-- Begin --
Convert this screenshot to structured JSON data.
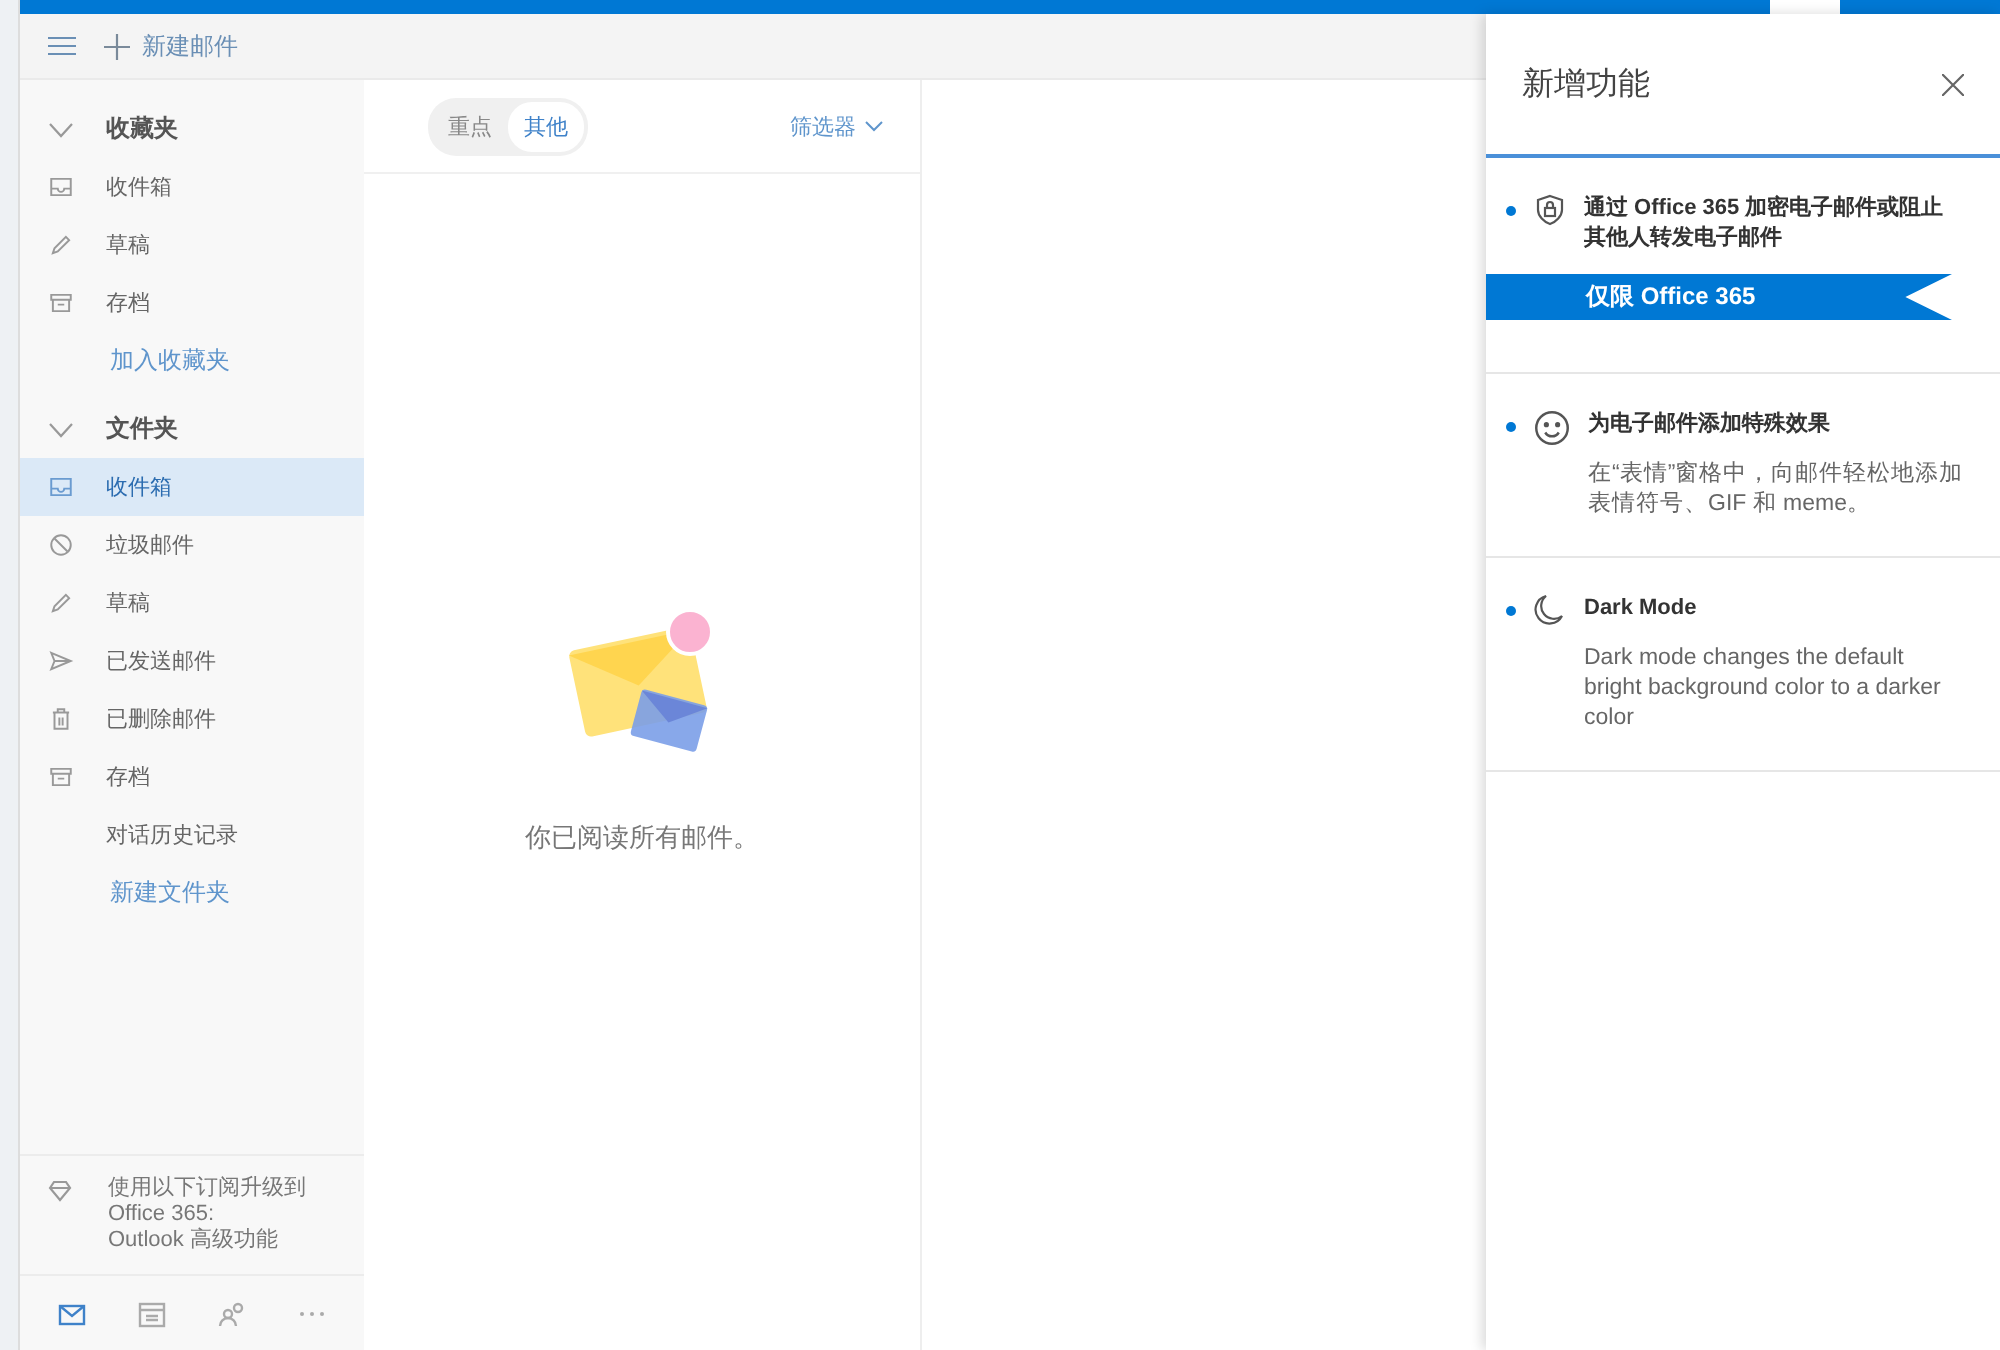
{
  "toolbar": {
    "compose_label": "新建邮件"
  },
  "sidebar": {
    "sections": [
      {
        "title": "收藏夹",
        "expanded": true,
        "items": [
          {
            "kind": "inbox",
            "label": "收件箱",
            "selected": false
          },
          {
            "kind": "pencil",
            "label": "草稿",
            "selected": false
          },
          {
            "kind": "archive",
            "label": "存档",
            "selected": false
          }
        ],
        "link": "加入收藏夹"
      },
      {
        "title": "文件夹",
        "expanded": true,
        "items": [
          {
            "kind": "inbox",
            "label": "收件箱",
            "selected": true
          },
          {
            "kind": "blocked",
            "label": "垃圾邮件",
            "selected": false
          },
          {
            "kind": "pencil",
            "label": "草稿",
            "selected": false
          },
          {
            "kind": "sent",
            "label": "已发送邮件",
            "selected": false
          },
          {
            "kind": "trash",
            "label": "已删除邮件",
            "selected": false
          },
          {
            "kind": "archive",
            "label": "存档",
            "selected": false
          },
          {
            "kind": "plain",
            "label": "对话历史记录",
            "selected": false
          }
        ],
        "link": "新建文件夹"
      }
    ],
    "upgrade": {
      "lines": [
        "使用以下订阅升级到",
        "Office 365:",
        "Outlook 高级功能"
      ]
    },
    "bottom_nav": [
      {
        "kind": "mail",
        "selected": true
      },
      {
        "kind": "calendar",
        "selected": false
      },
      {
        "kind": "people",
        "selected": false
      },
      {
        "kind": "more",
        "selected": false
      }
    ]
  },
  "message_list": {
    "tabs": [
      {
        "label": "重点",
        "selected": false
      },
      {
        "label": "其他",
        "selected": true
      }
    ],
    "filter": "筛选器",
    "empty_message": "你已阅读所有邮件。"
  },
  "whats_new": {
    "title": "新增功能",
    "features": [
      {
        "kind": "shield-lock",
        "title": "通过 Office 365 加密电子邮件或阻止其他人转发电子邮件",
        "badge": "仅限 Office 365"
      },
      {
        "kind": "smiley",
        "title": "为电子邮件添加特殊效果",
        "description": "在“表情”窗格中，向邮件轻松地添加表情符号、GIF 和 meme。"
      },
      {
        "kind": "moon",
        "title": "Dark Mode",
        "description": "Dark mode changes the default bright background color to a darker color"
      }
    ]
  }
}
-- End --
**TASK BRIEF:**
Quote the material word for word, dropping any images it holds.

**WRITTEN SOLUTION:**
Convert this screenshot to structured JSON data.
{
  "toolbar": {
    "compose_label": "新建邮件"
  },
  "sidebar": {
    "sections": [
      {
        "title": "收藏夹",
        "expanded": true,
        "items": [
          {
            "kind": "inbox",
            "label": "收件箱",
            "selected": false
          },
          {
            "kind": "pencil",
            "label": "草稿",
            "selected": false
          },
          {
            "kind": "archive",
            "label": "存档",
            "selected": false
          }
        ],
        "link": "加入收藏夹"
      },
      {
        "title": "文件夹",
        "expanded": true,
        "items": [
          {
            "kind": "inbox",
            "label": "收件箱",
            "selected": true
          },
          {
            "kind": "blocked",
            "label": "垃圾邮件",
            "selected": false
          },
          {
            "kind": "pencil",
            "label": "草稿",
            "selected": false
          },
          {
            "kind": "sent",
            "label": "已发送邮件",
            "selected": false
          },
          {
            "kind": "trash",
            "label": "已删除邮件",
            "selected": false
          },
          {
            "kind": "archive",
            "label": "存档",
            "selected": false
          },
          {
            "kind": "plain",
            "label": "对话历史记录",
            "selected": false
          }
        ],
        "link": "新建文件夹"
      }
    ],
    "upgrade": {
      "lines": [
        "使用以下订阅升级到",
        "Office 365:",
        "Outlook 高级功能"
      ]
    },
    "bottom_nav": [
      {
        "kind": "mail",
        "selected": true
      },
      {
        "kind": "calendar",
        "selected": false
      },
      {
        "kind": "people",
        "selected": false
      },
      {
        "kind": "more",
        "selected": false
      }
    ]
  },
  "message_list": {
    "tabs": [
      {
        "label": "重点",
        "selected": false
      },
      {
        "label": "其他",
        "selected": true
      }
    ],
    "filter": "筛选器",
    "empty_message": "你已阅读所有邮件。"
  },
  "whats_new": {
    "title": "新增功能",
    "features": [
      {
        "kind": "shield-lock",
        "title": "通过 Office 365 加密电子邮件或阻止其他人转发电子邮件",
        "badge": "仅限 Office 365"
      },
      {
        "kind": "smiley",
        "title": "为电子邮件添加特殊效果",
        "description": "在“表情”窗格中，向邮件轻松地添加表情符号、GIF 和 meme。"
      },
      {
        "kind": "moon",
        "title": "Dark Mode",
        "description": "Dark mode changes the default bright background color to a darker color"
      }
    ]
  }
}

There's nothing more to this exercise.